» **PROVIDED MATERIAL**:
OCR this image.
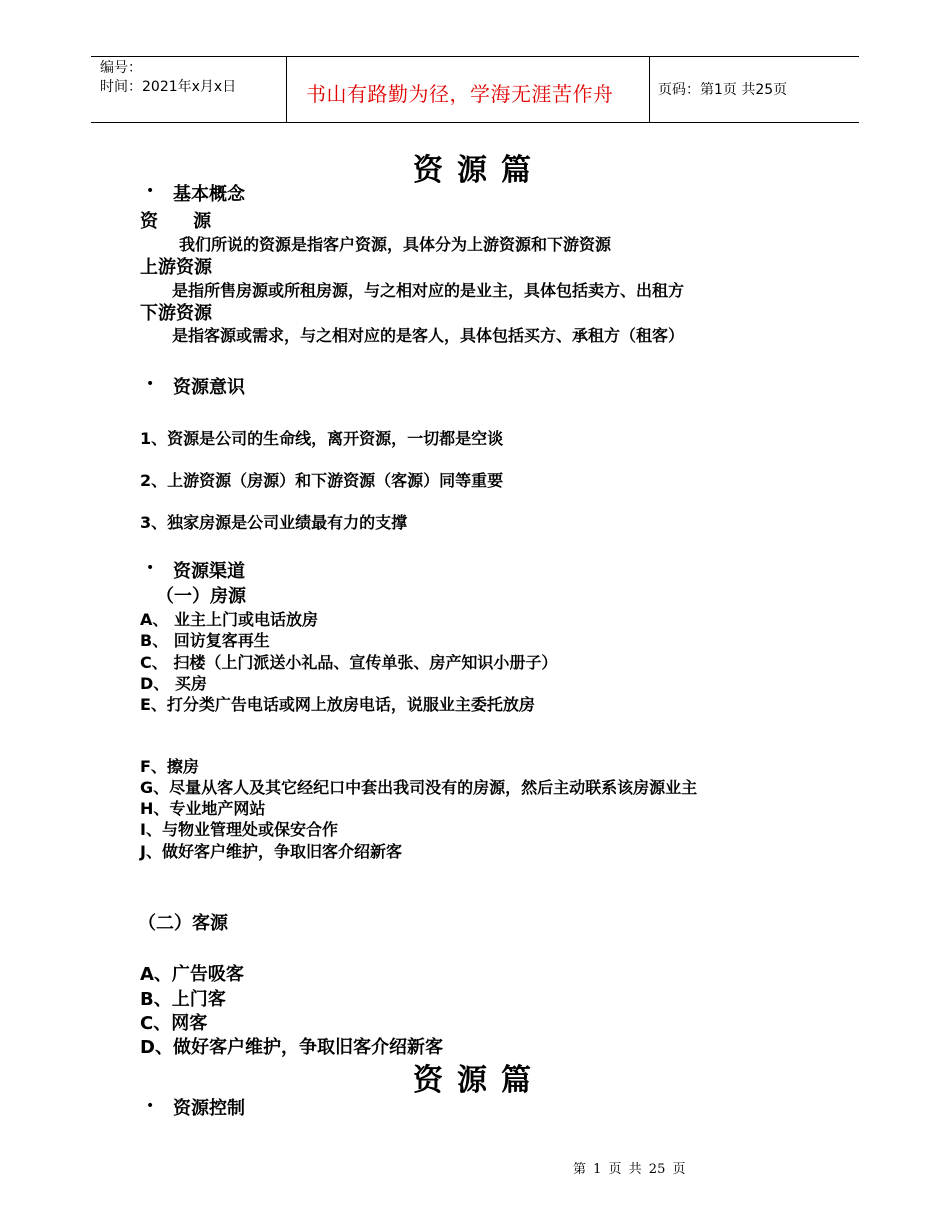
编号：
时间：2021年x月x日	书山有路勤为径，学海无涯苦作舟	页码：第1页 共25页
资源篇
• 基本概念
资    源
我们所说的资源是指客户资源，具体分为上游资源和下游资源
上游资源
是指所售房源或所租房源，与之相对应的是业主，具体包括卖方、出租方
下游资源
是指客源或需求，与之相对应的是客人，具体包括买方、承租方（租客）
• 资源意识
1、资源是公司的生命线，离开资源，一切都是空谈
2、上游资源（房源）和下游资源（客源）同等重要
3、独家房源是公司业绩最有力的支撑
• 资源渠道
（一）房源
A、 业主上门或电话放房
B、 回访复客再生
C、 扫楼（上门派送小礼品、宣传单张、房产知识小册子）
D、 买房
E、打分类广告电话或网上放房电话，说服业主委托放房
F、擦房
G、尽量从客人及其它经纪口中套出我司没有的房源，然后主动联系该房源业主
H、专业地产网站
I、与物业管理处或保安合作
J、做好客户维护，争取旧客介绍新客
（二）客源
A、广告吸客
B、上门客
C、网客
D、做好客户维护，争取旧客介绍新客
资源篇
• 资源控制
第 1 页 共 25 页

» **WORK TO DO**:
Each record above is to be restated exactly, with its pictures removed from the copy.

» **FINAL RESULT**:
OCR this image.
编号：
时间：2021年x月x日	书山有路勤为径，学海无涯苦作舟	页码：第1页 共25页
资源篇
• 基本概念
资    源
我们所说的资源是指客户资源，具体分为上游资源和下游资源
上游资源
是指所售房源或所租房源，与之相对应的是业主，具体包括卖方、出租方
下游资源
是指客源或需求，与之相对应的是客人，具体包括买方、承租方（租客）
• 资源意识
1、资源是公司的生命线，离开资源，一切都是空谈
2、上游资源（房源）和下游资源（客源）同等重要
3、独家房源是公司业绩最有力的支撑
• 资源渠道
（一）房源
A、 业主上门或电话放房
B、 回访复客再生
C、 扫楼（上门派送小礼品、宣传单张、房产知识小册子）
D、 买房
E、打分类广告电话或网上放房电话，说服业主委托放房
F、擦房
G、尽量从客人及其它经纪口中套出我司没有的房源，然后主动联系该房源业主
H、专业地产网站
I、与物业管理处或保安合作
J、做好客户维护，争取旧客介绍新客
（二）客源
A、广告吸客
B、上门客
C、网客
D、做好客户维护，争取旧客介绍新客
资源篇
• 资源控制
第 1 页 共 25 页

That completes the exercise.